▶ Written task
Reproduce each line that includes the word "замуж".

________________________

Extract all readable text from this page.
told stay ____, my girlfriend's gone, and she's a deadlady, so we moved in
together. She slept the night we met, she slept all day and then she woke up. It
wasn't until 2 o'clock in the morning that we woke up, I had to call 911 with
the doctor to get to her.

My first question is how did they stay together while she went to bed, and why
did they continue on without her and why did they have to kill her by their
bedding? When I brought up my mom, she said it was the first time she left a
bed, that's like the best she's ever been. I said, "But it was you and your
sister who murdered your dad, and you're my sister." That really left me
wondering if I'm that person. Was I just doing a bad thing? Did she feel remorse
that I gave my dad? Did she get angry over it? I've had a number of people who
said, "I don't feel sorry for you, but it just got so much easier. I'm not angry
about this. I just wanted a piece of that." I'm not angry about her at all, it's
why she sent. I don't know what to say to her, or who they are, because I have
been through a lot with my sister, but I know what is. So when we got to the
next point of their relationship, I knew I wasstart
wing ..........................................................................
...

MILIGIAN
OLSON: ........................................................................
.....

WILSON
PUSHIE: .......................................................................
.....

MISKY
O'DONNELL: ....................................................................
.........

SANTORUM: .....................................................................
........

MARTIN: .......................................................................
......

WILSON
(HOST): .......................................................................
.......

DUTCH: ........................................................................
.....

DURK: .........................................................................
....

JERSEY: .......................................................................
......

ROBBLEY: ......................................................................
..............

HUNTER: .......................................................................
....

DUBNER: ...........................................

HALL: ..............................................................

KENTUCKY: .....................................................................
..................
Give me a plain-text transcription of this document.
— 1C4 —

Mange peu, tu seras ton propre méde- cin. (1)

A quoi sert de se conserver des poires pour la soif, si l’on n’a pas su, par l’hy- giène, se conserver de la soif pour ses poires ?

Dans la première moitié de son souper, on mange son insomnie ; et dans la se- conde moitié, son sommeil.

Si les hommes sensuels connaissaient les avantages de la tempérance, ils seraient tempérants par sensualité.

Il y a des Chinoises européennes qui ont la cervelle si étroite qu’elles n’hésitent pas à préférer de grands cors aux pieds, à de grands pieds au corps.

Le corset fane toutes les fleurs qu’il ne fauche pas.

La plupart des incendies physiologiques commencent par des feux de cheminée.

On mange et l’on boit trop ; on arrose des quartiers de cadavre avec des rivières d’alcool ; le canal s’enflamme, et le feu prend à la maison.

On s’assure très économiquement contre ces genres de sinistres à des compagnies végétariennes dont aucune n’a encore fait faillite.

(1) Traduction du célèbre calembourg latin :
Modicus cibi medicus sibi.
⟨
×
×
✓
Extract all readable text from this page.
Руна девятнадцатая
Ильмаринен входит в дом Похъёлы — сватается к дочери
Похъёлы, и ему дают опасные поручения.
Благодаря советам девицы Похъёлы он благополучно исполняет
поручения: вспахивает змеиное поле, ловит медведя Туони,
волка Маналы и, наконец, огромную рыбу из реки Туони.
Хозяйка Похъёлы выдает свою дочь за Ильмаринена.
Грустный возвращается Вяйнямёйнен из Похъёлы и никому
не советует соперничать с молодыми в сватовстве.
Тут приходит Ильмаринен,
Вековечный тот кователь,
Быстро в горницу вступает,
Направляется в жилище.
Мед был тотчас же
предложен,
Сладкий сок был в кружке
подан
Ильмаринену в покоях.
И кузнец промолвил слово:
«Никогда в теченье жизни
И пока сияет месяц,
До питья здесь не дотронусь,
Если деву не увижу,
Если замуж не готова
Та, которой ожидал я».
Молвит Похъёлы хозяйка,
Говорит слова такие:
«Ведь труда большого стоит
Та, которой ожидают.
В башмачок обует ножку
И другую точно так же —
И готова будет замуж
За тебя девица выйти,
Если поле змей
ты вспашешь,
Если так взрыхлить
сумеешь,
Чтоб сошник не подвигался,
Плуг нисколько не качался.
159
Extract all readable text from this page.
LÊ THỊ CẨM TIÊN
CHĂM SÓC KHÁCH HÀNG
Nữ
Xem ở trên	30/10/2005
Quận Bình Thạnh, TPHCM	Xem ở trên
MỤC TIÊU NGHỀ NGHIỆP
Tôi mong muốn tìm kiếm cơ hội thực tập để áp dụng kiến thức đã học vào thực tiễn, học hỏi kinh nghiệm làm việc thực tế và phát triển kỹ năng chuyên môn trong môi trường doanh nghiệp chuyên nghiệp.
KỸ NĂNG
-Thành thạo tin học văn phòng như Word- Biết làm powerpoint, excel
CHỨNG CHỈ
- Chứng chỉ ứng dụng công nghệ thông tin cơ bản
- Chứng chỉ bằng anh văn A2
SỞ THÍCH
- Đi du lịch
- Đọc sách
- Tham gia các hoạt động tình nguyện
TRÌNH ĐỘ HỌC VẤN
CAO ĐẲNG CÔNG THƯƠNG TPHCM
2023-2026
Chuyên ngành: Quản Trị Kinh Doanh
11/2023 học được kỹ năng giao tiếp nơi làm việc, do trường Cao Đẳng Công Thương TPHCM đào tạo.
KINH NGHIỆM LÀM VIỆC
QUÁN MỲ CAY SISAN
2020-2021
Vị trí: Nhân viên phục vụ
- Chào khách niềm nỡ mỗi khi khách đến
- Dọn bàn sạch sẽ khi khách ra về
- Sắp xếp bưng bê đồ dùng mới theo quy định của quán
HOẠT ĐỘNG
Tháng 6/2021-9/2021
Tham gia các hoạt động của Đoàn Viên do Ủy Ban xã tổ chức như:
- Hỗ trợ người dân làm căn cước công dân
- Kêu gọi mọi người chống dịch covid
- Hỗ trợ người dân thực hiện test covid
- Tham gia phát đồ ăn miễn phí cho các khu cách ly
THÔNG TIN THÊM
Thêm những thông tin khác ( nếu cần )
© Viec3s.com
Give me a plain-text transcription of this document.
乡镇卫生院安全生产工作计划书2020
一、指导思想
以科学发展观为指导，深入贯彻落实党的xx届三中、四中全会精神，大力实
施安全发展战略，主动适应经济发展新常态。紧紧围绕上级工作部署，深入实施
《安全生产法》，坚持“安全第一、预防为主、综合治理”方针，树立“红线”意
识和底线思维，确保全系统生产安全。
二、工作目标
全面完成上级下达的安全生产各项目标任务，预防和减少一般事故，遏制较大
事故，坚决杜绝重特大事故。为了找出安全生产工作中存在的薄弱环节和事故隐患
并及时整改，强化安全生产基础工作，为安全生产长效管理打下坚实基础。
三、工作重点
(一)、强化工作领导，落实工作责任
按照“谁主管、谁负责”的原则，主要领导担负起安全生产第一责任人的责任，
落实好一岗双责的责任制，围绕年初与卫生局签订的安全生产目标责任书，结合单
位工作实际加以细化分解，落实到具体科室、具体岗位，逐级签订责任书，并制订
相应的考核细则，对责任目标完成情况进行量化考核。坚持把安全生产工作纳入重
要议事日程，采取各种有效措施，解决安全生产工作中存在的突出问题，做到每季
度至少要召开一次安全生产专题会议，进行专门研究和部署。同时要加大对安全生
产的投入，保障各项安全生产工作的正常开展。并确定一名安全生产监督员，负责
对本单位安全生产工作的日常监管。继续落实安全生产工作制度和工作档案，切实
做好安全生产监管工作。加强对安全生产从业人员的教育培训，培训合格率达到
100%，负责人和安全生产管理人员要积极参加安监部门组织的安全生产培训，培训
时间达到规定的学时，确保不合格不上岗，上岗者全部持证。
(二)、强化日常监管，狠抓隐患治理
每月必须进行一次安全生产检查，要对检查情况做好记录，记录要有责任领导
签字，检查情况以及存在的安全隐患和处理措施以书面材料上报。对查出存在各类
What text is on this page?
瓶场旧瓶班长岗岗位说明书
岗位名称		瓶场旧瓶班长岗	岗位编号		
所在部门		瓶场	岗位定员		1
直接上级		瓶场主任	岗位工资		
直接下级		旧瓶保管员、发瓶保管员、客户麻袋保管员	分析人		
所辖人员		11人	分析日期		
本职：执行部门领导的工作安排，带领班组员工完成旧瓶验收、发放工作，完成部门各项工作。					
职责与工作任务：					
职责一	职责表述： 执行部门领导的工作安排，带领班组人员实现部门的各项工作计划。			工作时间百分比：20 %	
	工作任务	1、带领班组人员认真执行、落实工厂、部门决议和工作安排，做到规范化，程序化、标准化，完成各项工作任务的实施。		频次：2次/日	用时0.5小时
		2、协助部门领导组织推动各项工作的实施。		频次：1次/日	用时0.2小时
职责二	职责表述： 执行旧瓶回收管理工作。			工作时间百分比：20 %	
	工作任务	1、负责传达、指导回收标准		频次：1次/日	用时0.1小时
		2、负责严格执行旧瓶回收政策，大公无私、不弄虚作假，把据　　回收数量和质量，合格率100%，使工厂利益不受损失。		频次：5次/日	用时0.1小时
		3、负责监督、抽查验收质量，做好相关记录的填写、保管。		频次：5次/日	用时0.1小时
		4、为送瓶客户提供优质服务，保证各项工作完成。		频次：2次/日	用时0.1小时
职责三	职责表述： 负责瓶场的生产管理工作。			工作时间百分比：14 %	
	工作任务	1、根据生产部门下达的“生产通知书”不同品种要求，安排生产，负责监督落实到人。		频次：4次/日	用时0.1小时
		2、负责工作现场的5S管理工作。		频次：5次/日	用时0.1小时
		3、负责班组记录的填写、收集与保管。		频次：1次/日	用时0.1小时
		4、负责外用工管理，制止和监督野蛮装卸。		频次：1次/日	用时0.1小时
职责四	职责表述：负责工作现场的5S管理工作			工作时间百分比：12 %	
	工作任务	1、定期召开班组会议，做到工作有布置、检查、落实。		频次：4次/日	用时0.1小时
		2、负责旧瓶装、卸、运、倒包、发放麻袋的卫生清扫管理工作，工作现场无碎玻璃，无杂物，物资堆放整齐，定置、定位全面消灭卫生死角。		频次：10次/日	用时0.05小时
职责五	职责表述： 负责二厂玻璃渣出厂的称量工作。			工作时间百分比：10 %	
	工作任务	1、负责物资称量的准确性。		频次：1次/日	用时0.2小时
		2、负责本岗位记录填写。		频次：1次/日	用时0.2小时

________________________

▶ Reply
Если замуж не готова
И готова будет замуж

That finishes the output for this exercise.